Could you rewrite the material below as a Markdown table with two columns, Row and Line, giving each line its own numbered row and leaving out blank lines?

## Begin MATERIAL PROVIDED

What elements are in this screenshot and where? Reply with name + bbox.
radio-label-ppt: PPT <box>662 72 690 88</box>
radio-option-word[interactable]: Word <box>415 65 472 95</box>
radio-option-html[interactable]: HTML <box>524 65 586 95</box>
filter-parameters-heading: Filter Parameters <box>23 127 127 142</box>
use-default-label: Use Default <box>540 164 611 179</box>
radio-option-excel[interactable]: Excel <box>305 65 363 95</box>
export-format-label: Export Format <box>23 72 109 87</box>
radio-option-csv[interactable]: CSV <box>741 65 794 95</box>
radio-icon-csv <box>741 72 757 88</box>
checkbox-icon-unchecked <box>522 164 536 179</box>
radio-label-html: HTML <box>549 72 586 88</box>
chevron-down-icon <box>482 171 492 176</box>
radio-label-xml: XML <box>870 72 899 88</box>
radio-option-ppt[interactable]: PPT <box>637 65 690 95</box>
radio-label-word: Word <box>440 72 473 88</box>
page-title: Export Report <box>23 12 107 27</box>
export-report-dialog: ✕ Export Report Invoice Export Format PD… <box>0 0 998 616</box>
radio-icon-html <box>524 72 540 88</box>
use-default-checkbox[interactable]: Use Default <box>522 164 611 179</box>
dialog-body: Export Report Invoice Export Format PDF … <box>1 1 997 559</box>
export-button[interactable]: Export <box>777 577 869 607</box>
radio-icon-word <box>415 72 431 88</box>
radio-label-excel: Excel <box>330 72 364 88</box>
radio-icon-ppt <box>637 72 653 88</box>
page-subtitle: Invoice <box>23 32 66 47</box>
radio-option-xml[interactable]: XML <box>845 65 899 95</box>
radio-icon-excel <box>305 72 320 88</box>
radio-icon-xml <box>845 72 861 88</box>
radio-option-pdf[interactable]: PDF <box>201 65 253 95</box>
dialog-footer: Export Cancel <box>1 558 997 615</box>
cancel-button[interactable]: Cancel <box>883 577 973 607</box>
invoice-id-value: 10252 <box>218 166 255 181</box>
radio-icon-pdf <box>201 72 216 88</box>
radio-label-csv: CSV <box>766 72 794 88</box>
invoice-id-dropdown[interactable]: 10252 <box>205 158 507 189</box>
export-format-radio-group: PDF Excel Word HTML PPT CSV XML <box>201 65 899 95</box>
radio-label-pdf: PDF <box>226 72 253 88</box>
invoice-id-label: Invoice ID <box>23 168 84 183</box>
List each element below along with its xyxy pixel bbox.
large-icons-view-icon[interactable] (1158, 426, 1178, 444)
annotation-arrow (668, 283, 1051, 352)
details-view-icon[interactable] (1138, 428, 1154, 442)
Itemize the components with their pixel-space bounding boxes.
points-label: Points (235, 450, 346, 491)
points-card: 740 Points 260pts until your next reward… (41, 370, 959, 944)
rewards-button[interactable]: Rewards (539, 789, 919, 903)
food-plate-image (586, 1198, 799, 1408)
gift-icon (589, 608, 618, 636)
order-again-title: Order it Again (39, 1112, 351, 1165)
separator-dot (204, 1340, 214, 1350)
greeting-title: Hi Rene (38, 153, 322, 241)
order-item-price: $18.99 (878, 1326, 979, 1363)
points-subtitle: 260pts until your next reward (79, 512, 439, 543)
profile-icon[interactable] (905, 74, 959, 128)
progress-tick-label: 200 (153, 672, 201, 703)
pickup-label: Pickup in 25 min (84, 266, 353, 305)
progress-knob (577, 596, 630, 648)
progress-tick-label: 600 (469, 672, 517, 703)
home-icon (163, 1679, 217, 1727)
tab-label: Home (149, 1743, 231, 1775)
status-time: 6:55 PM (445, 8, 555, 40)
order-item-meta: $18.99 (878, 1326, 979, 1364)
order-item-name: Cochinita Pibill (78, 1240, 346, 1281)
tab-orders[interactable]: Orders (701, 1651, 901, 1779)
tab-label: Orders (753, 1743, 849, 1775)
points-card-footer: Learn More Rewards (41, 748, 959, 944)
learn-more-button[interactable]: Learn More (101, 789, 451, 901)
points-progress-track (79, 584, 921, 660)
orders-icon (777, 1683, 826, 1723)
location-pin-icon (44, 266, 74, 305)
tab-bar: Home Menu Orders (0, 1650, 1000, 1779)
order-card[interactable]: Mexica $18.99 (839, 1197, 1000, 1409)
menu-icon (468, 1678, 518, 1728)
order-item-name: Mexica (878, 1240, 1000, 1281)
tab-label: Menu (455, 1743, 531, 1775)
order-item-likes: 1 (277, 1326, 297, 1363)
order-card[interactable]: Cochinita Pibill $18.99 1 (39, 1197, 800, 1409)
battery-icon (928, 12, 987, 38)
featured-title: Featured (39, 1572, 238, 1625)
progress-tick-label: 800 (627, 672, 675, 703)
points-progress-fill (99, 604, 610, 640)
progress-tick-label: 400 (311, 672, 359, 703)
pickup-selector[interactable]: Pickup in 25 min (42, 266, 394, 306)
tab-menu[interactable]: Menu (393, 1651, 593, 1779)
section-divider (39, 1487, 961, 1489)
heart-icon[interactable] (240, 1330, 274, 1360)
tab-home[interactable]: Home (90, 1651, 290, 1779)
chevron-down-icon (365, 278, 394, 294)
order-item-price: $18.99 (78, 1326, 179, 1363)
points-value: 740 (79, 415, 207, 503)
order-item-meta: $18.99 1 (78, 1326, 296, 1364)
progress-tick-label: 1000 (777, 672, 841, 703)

## End MATERIAL PROVIDED

TASK RESPONSE >>
| Row | Line |
|---|---|
| 1 | What elements are in this screenshot and where? Reply with name + bbox. |
| 2 | radio-label-ppt: PPT <box>662 72 690 88</box> |
| 3 | radio-option-word[interactable]: Word <box>415 65 472 95</box> |
| 4 | radio-option-html[interactable]: HTML <box>524 65 586 95</box> |
| 5 | filter-parameters-heading: Filter Parameters <box>23 127 127 142</box> |
| 6 | use-default-label: Use Default <box>540 164 611 179</box> |
| 7 | radio-option-excel[interactable]: Excel <box>305 65 363 95</box> |
| 8 | export-format-label: Export Format <box>23 72 109 87</box> |
| 9 | radio-option-csv[interactable]: CSV <box>741 65 794 95</box> |
| 10 | radio-icon-csv <box>741 72 757 88</box> |
| 11 | checkbox-icon-unchecked <box>522 164 536 179</box> |
| 12 | radio-label-html: HTML <box>549 72 586 88</box> |
| 13 | chevron-down-icon <box>482 171 492 176</box> |
| 14 | radio-label-xml: XML <box>870 72 899 88</box> |
| 15 | radio-option-ppt[interactable]: PPT <box>637 65 690 95</box> |
| 16 | radio-label-word: Word <box>440 72 473 88</box> |
| 17 | page-title: Export Report <box>23 12 107 27</box> |
| 18 | export-report-dialog: ✕ Export Report Invoice Export Format PD… <box>0 0 998 616</box> |
| 19 | radio-icon-html <box>524 72 540 88</box> |
| 20 | use-default-checkbox[interactable]: Use Default <box>522 164 611 179</box> |
| 21 | dialog-body: Export Report Invoice Export Format PDF … <box>1 1 997 559</box> |
| 22 | export-button[interactable]: Export <box>777 577 869 607</box> |
| 23 | radio-icon-word <box>415 72 431 88</box> |
| 24 | radio-label-excel: Excel <box>330 72 364 88</box> |
| 25 | radio-icon-ppt <box>637 72 653 88</box> |
| 26 | page-subtitle: Invoice <box>23 32 66 47</box> |
| 27 | radio-option-xml[interactable]: XML <box>845 65 899 95</box> |
| 28 | radio-icon-excel <box>305 72 320 88</box> |
| 29 | radio-icon-xml <box>845 72 861 88</box> |
| 30 | radio-option-pdf[interactable]: PDF <box>201 65 253 95</box> |
| 31 | dialog-footer: Export Cancel <box>1 558 997 615</box> |
| 32 | cancel-button[interactable]: Cancel <box>883 577 973 607</box> |
| 33 | invoice-id-value: 10252 <box>218 166 255 181</box> |
| 34 | radio-icon-pdf <box>201 72 216 88</box> |
| 35 | radio-label-csv: CSV <box>766 72 794 88</box> |
| 36 | invoice-id-dropdown[interactable]: 10252 <box>205 158 507 189</box> |
| 37 | export-format-radio-group: PDF Excel Word HTML PPT CSV XML <box>201 65 899 95</box> |
| 38 | radio-label-pdf: PDF <box>226 72 253 88</box> |
| 39 | invoice-id-label: Invoice ID <box>23 168 84 183</box> |
| 40 | List each element below along with its xyxy pixel bbox. |
| 41 | large-icons-view-icon[interactable] (1158, 426, 1178, 444) |
| 42 | annotation-arrow (668, 283, 1051, 352) |
| 43 | details-view-icon[interactable] (1138, 428, 1154, 442) |
| 44 | Itemize the components with their pixel-space bounding boxes. |
| 45 | points-label: Points (235, 450, 346, 491) |
| 46 | points-card: 740 Points 260pts until your next reward… (41, 370, 959, 944) |
| 47 | rewards-button[interactable]: Rewards (539, 789, 919, 903) |
| 48 | food-plate-image (586, 1198, 799, 1408) |
| 49 | gift-icon (589, 608, 618, 636) |
| 50 | order-again-title: Order it Again (39, 1112, 351, 1165) |
| 51 | separator-dot (204, 1340, 214, 1350) |
| 52 | greeting-title: Hi Rene (38, 153, 322, 241) |
| 53 | order-item-price: $18.99 (878, 1326, 979, 1363) |
| 54 | points-subtitle: 260pts until your next reward (79, 512, 439, 543) |
| 55 | profile-icon[interactable] (905, 74, 959, 128) |
| 56 | progress-tick-label: 200 (153, 672, 201, 703) |
| 57 | pickup-label: Pickup in 25 min (84, 266, 353, 305) |
| 58 | progress-knob (577, 596, 630, 648) |
| 59 | progress-tick-label: 600 (469, 672, 517, 703) |
| 60 | home-icon (163, 1679, 217, 1727) |
| 61 | tab-label: Home (149, 1743, 231, 1775) |
| 62 | status-time: 6:55 PM (445, 8, 555, 40) |
| 63 | order-item-meta: $18.99 (878, 1326, 979, 1364) |
| 64 | order-item-name: Cochinita Pibill (78, 1240, 346, 1281) |
| 65 | tab-orders[interactable]: Orders (701, 1651, 901, 1779) |
| 66 | tab-label: Orders (753, 1743, 849, 1775) |
| 67 | points-card-footer: Learn More Rewards (41, 748, 959, 944) |
| 68 | learn-more-button[interactable]: Learn More (101, 789, 451, 901) |
| 69 | points-progress-track (79, 584, 921, 660) |
| 70 | orders-icon (777, 1683, 826, 1723) |
| 71 | location-pin-icon (44, 266, 74, 305) |
| 72 | tab-bar: Home Menu Orders (0, 1650, 1000, 1779) |
| 73 | order-card[interactable]: Mexica $18.99 (839, 1197, 1000, 1409) |
| 74 | menu-icon (468, 1678, 518, 1728) |
| 75 | order-item-name: Mexica (878, 1240, 1000, 1281) |
| 76 | tab-label: Menu (455, 1743, 531, 1775) |
| 77 | order-item-likes: 1 (277, 1326, 297, 1363) |
| 78 | order-card[interactable]: Cochinita Pibill $18.99 1 (39, 1197, 800, 1409) |
| 79 | battery-icon (928, 12, 987, 38) |
| 80 | featured-title: Featured (39, 1572, 238, 1625) |
| 81 | progress-tick-label: 800 (627, 672, 675, 703) |
| 82 | points-progress-fill (99, 604, 610, 640) |
| 83 | progress-tick-label: 400 (311, 672, 359, 703) |
| 84 | pickup-selector[interactable]: Pickup in 25 min (42, 266, 394, 306) |
| 85 | tab-menu[interactable]: Menu (393, 1651, 593, 1779) |
| 86 | section-divider (39, 1487, 961, 1489) |
| 87 | heart-icon[interactable] (240, 1330, 274, 1360) |
| 88 | tab-home[interactable]: Home (90, 1651, 290, 1779) |
| 89 | chevron-down-icon (365, 278, 394, 294) |
| 90 | order-item-price: $18.99 (78, 1326, 179, 1363) |
| 91 | points-value: 740 (79, 415, 207, 503) |
| 92 | order-item-meta: $18.99 1 (78, 1326, 296, 1364) |
| 93 | progress-tick-label: 1000 (777, 672, 841, 703) |